-- Start INPUT RECORDS --

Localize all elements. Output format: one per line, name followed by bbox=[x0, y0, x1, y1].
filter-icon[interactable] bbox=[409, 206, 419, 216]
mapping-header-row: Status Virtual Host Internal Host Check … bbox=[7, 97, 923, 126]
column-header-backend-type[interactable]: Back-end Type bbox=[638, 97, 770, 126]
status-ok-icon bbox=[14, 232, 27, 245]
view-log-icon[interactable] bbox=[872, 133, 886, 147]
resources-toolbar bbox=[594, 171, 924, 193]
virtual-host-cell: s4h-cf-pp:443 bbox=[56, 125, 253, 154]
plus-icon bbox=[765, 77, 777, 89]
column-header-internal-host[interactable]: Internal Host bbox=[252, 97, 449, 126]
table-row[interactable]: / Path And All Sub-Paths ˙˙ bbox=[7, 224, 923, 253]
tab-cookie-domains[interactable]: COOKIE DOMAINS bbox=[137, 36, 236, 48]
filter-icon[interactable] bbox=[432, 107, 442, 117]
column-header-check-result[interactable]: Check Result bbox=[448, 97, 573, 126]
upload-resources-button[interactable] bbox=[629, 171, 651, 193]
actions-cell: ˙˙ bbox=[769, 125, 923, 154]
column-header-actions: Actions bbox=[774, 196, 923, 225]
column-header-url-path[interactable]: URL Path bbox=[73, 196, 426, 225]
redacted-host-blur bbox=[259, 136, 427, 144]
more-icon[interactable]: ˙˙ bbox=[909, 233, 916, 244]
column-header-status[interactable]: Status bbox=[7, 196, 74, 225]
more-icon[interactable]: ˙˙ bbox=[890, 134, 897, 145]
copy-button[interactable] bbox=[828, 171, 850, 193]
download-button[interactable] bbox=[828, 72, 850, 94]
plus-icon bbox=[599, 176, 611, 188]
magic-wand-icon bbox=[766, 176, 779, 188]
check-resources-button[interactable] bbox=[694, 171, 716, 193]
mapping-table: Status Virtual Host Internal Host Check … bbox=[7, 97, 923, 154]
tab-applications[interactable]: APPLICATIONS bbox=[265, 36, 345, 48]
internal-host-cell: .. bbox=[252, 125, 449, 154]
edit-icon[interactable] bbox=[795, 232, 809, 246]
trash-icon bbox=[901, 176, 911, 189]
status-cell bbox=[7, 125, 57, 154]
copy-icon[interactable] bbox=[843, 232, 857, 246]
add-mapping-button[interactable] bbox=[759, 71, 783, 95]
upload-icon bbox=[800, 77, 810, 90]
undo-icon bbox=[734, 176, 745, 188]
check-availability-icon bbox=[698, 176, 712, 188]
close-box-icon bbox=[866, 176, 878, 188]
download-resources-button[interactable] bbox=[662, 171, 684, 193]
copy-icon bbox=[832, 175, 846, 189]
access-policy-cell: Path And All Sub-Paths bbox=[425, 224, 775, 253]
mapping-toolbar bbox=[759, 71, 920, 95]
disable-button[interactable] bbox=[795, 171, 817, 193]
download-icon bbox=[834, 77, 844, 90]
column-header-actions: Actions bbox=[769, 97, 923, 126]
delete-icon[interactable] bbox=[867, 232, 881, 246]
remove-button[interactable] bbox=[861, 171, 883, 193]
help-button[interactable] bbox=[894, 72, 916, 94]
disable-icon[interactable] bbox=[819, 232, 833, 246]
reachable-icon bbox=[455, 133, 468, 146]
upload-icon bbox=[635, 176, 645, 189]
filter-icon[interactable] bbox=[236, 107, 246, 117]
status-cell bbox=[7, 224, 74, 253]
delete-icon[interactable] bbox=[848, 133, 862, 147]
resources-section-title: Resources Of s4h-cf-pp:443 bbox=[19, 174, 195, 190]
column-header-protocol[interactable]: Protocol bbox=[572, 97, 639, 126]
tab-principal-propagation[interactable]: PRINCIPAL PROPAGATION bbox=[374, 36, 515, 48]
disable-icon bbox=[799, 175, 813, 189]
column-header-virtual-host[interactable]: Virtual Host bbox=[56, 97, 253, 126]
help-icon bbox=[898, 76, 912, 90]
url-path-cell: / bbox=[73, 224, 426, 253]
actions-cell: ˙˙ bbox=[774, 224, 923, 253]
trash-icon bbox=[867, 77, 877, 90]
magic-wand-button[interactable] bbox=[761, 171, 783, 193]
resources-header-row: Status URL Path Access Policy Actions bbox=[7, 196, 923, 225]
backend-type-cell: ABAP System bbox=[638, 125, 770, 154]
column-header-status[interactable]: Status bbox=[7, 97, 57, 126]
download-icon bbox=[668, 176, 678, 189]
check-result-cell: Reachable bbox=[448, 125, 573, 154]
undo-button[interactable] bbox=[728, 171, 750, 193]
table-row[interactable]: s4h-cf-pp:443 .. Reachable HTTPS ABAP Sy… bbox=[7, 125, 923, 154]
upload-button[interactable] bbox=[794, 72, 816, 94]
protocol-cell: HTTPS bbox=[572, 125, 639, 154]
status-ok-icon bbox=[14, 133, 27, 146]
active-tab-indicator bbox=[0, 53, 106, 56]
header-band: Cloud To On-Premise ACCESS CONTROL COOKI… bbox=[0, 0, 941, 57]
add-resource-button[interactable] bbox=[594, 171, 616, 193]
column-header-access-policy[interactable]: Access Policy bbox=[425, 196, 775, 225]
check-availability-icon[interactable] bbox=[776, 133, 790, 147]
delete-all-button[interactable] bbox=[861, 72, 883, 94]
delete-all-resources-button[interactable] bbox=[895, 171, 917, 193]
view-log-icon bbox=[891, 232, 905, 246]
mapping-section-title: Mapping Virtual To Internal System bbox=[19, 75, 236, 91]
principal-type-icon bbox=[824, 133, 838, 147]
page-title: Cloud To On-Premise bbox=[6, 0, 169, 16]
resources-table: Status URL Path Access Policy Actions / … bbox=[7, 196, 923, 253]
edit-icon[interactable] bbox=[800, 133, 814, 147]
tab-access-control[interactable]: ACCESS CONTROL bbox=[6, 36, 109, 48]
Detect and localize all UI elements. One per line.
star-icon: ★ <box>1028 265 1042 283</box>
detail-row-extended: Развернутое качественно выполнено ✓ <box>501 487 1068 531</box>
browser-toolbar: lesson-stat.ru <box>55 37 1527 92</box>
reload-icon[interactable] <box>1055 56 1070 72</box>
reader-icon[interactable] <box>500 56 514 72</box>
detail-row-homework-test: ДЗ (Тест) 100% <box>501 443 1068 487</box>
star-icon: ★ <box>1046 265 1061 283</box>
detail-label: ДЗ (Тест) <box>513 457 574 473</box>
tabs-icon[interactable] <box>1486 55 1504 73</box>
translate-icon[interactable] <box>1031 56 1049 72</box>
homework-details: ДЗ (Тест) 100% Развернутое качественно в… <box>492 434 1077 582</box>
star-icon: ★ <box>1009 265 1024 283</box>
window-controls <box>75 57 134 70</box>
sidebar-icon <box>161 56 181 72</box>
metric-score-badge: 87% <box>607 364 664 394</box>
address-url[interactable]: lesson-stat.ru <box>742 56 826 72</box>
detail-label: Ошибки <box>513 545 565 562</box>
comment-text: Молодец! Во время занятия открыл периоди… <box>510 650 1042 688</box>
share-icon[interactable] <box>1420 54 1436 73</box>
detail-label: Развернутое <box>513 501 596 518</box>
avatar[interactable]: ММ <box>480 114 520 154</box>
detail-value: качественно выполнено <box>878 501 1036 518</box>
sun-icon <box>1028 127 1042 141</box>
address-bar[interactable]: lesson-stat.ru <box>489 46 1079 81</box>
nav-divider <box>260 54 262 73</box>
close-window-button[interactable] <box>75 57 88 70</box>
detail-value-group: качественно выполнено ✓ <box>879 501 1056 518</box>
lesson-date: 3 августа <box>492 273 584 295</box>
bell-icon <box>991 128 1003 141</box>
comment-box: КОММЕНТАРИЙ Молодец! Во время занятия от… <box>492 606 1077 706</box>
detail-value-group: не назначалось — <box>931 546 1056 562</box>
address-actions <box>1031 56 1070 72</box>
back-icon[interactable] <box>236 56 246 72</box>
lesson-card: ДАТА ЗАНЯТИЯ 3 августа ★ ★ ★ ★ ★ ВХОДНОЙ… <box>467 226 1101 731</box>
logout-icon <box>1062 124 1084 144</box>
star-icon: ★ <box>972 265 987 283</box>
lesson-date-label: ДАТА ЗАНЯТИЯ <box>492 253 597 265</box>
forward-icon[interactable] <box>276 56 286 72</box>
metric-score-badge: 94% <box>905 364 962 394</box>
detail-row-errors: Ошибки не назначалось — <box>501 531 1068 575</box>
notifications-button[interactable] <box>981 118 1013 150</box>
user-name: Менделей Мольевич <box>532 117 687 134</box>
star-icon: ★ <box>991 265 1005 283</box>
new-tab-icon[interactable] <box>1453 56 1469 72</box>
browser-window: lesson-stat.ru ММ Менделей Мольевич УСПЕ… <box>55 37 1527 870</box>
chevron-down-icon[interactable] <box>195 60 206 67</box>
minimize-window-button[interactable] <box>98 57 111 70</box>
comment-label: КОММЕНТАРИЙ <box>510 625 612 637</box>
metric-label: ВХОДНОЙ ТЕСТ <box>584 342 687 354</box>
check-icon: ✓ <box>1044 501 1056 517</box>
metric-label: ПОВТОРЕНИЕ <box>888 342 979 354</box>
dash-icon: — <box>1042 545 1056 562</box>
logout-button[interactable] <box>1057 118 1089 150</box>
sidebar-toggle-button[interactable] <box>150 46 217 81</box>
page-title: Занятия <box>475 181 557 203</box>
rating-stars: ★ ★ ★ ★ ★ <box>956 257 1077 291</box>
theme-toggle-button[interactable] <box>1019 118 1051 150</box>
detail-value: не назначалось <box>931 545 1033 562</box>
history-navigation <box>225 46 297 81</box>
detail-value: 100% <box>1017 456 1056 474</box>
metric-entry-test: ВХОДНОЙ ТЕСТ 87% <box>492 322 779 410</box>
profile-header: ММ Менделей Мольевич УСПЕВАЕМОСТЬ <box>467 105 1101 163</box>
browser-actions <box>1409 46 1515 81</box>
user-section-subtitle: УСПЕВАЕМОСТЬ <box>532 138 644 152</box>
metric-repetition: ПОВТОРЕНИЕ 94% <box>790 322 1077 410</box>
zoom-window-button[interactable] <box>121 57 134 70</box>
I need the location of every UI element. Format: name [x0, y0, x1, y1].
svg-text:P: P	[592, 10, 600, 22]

-- End INPUT RECORDS --

WORK REQUIRED –
Give the data as a JSON list of strings, one string per line, from the first line of the data through the line that contains "copy-icon bbox=[832, 175, 846, 189]", including both. Leave out any blank lines.

TASK SOLUTION –
[
  "Localize all elements. Output format: one per line, name followed by bbox=[x0, y0, x1, y1].",
  "filter-icon[interactable] bbox=[409, 206, 419, 216]",
  "mapping-header-row: Status Virtual Host Internal Host Check … bbox=[7, 97, 923, 126]",
  "column-header-backend-type[interactable]: Back-end Type bbox=[638, 97, 770, 126]",
  "status-ok-icon bbox=[14, 232, 27, 245]",
  "view-log-icon[interactable] bbox=[872, 133, 886, 147]",
  "resources-toolbar bbox=[594, 171, 924, 193]",
  "virtual-host-cell: s4h-cf-pp:443 bbox=[56, 125, 253, 154]",
  "plus-icon bbox=[765, 77, 777, 89]",
  "column-header-internal-host[interactable]: Internal Host bbox=[252, 97, 449, 126]",
  "table-row[interactable]: / Path And All Sub-Paths ˙˙ bbox=[7, 224, 923, 253]",
  "tab-cookie-domains[interactable]: COOKIE DOMAINS bbox=[137, 36, 236, 48]",
  "filter-icon[interactable] bbox=[432, 107, 442, 117]",
  "column-header-check-result[interactable]: Check Result bbox=[448, 97, 573, 126]",
  "upload-resources-button[interactable] bbox=[629, 171, 651, 193]",
  "actions-cell: ˙˙ bbox=[769, 125, 923, 154]",
  "column-header-actions: Actions bbox=[774, 196, 923, 225]",
  "column-header-url-path[interactable]: URL Path bbox=[73, 196, 426, 225]",
  "redacted-host-blur bbox=[259, 136, 427, 144]",
  "more-icon[interactable]: ˙˙ bbox=[909, 233, 916, 244]",
  "column-header-status[interactable]: Status bbox=[7, 196, 74, 225]",
  "more-icon[interactable]: ˙˙ bbox=[890, 134, 897, 145]",
  "copy-button[interactable] bbox=[828, 171, 850, 193]",
  "download-button[interactable] bbox=[828, 72, 850, 94]",
  "plus-icon bbox=[599, 176, 611, 188]",
  "magic-wand-icon bbox=[766, 176, 779, 188]",
  "check-resources-button[interactable] bbox=[694, 171, 716, 193]",
  "mapping-table: Status Virtual Host Internal Host Check … bbox=[7, 97, 923, 154]",
  "tab-applications[interactable]: APPLICATIONS bbox=[265, 36, 345, 48]",
  "internal-host-cell: .. bbox=[252, 125, 449, 154]",
  "edit-icon[interactable] bbox=[795, 232, 809, 246]",
  "trash-icon bbox=[901, 176, 911, 189]",
  "status-cell bbox=[7, 125, 57, 154]",
  "copy-icon[interactable] bbox=[843, 232, 857, 246]",
  "add-mapping-button[interactable] bbox=[759, 71, 783, 95]",
  "upload-icon bbox=[800, 77, 810, 90]",
  "undo-icon bbox=[734, 176, 745, 188]",
  "check-availability-icon bbox=[698, 176, 712, 188]",
  "close-box-icon bbox=[866, 176, 878, 188]",
  "download-resources-button[interactable] bbox=[662, 171, 684, 193]",
  "copy-icon bbox=[832, 175, 846, 189]"
]